• _GIVEN INSTRUCTION 1_: Reproduce the listing verbatim, from its first line through the line that contains "316, 605, 332]", including both of those lines.

[start EXCERPTED PASSAGE]

Hint: Carefully consider all possible input cases. If you want a challenge, please do not see below and ask yourself what are the possible input cases.
Requirements for atoi:
The function first discards as many whitespace characters as necessary until the first non-whitespace character is found. Then, starting from this character, takes an optional initial plus or minus sign followed by as many numerical digits as possible, and interprets them as a numerical value.
The string can contain additional characters after those that form the integral number, which are ignored and have no effect on the behavior of this function.
If the first sequence of non-whitespace characters in str is not a valid integral number, or if no such sequence exists because either str is empty or it contains only whitespace characters, no conversion is performed.
If no valid conversion could be performed, a zero value is returned. If the correct value is out of the range of representable values, INT_MAX (2147483647) or INT_MIN (-2147483648) is returned.
TypeScript Solution:
const INT_MAX: number = 2147483647;
const INT_MIN: number = -2147483648;
function atoi(str: string): number {
let index: number = 0, sign: number = 1, total: number = 0;
// 1. Empty string
if (!str || str.length === 0) return 0;
// 2. Remove whitespace
while(index < str.length && str[index] === ' ') index++;
// 3. Handle signs
while (index < str.length && (str[index] === '+' || str[index] === '-')) {
sign = str[index] === '+' ? sign : -sign;
index++;
}
// 4. Convert number and avoid overflow
while (index < str.length) {
let digit: number = str.charCodeAt(index) - "0".charCodeAt(0);
if (digit < 0 || digit > 9) {
total = 0;
break;
}
total = 10 * total + digit;
index++;
if (total > INT_MAX && sign > 0) return INT_MAX;
else if (total > -INT_MIN && sign < 0) return INT_MIN;
}
return total * sign;
}
function exec() {
let result: number = atoi(" -+-++-42");
let div: HTMLElement = document.createElement("div");
div.innerText = result.toString();
document.body.appendChild(div);
}
exec();
Scala Soluction:
object Main extends App {
val INT_MAX: Int = 2147483647
val INT_MIN: Int = -2147483648
def atoi(str: String): Int = {
var index = 0
var sign = 1
var total = 0
var isValid = true
// 1. Empty string
// 2. Remove whitespaces
while (index < str.length && str(index) == ' ') {
index += 1
}
// 3. Handle sign
while (index < str.length && (str(index) == '+' || str(index) == '-')) {
sign = if (str(index) == '+') sign else -sign
index += 1
}
// 4. Convert number and avoid overflow
while (index < str.length) {
val digit = str(index) - '0'
if (!isValid || digit < 0 || digit > 9) {
isValid = false
} else if (sign > 0 && digit > (INT_MAX - digit) / 10) {
total = INT_MAX
} else if (sign < 0 && digit > (- digit - INT_MIN) / 10) {
total = INT_MIN
} else {
total = 10 * total + digit
}
index += 1
}
if (isValid) total * sign else 0
}
println(atoi("2147483647"))

[end EXCERPTED PASSAGE]
[start SOURCE MATERIAL]

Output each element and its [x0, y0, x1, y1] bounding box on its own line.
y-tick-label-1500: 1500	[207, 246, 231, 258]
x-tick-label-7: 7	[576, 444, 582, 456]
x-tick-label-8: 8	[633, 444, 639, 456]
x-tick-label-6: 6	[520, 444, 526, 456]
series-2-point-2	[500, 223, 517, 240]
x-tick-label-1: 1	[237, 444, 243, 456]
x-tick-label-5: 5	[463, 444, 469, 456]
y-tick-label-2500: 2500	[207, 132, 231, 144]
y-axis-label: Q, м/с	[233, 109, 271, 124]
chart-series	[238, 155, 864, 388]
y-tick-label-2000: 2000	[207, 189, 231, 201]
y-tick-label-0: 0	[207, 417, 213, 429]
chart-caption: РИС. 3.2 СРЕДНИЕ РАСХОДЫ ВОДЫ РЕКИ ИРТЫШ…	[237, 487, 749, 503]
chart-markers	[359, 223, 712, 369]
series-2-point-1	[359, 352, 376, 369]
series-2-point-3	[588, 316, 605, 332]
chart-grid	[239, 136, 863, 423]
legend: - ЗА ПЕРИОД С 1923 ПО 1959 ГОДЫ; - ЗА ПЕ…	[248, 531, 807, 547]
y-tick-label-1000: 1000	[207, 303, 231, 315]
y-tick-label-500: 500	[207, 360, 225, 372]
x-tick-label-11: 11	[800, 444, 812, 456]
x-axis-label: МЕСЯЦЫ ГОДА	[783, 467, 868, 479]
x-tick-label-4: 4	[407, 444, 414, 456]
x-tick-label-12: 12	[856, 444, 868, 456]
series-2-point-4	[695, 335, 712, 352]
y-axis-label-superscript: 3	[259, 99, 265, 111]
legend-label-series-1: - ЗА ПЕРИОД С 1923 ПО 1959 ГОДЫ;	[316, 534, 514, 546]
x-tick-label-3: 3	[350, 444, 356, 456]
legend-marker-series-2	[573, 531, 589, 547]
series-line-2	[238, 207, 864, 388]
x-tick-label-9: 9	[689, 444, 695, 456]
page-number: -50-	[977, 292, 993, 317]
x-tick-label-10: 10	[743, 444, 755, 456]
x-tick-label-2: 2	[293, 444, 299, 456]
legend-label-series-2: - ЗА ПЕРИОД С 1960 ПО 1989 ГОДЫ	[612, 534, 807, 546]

[end SOURCE MATERIAL]

• _GIVEN INSTRUCTION 2_: In the atoi passage, translate this sentence into Spanish: "The string can contain additional characters after those that form the integral number, which are ignored and have no effect on the behavior of this function."

• _TASK OUTPUT 1_:
Output each element and its [x0, y0, x1, y1] bounding box on its own line.
y-tick-label-1500: 1500	[207, 246, 231, 258]
x-tick-label-7: 7	[576, 444, 582, 456]
x-tick-label-8: 8	[633, 444, 639, 456]
x-tick-label-6: 6	[520, 444, 526, 456]
series-2-point-2	[500, 223, 517, 240]
x-tick-label-1: 1	[237, 444, 243, 456]
x-tick-label-5: 5	[463, 444, 469, 456]
y-tick-label-2500: 2500	[207, 132, 231, 144]
y-axis-label: Q, м/с	[233, 109, 271, 124]
chart-series	[238, 155, 864, 388]
y-tick-label-2000: 2000	[207, 189, 231, 201]
y-tick-label-0: 0	[207, 417, 213, 429]
chart-caption: РИС. 3.2 СРЕДНИЕ РАСХОДЫ ВОДЫ РЕКИ ИРТЫШ…	[237, 487, 749, 503]
chart-markers	[359, 223, 712, 369]
series-2-point-1	[359, 352, 376, 369]
series-2-point-3	[588, 316, 605, 332]

• _TASK OUTPUT 2_: La cadena puede contener caracteres adicionales después de los que forman el número entero, los cuales se ignoran y no tienen ningún efecto en el comportamiento de esta función.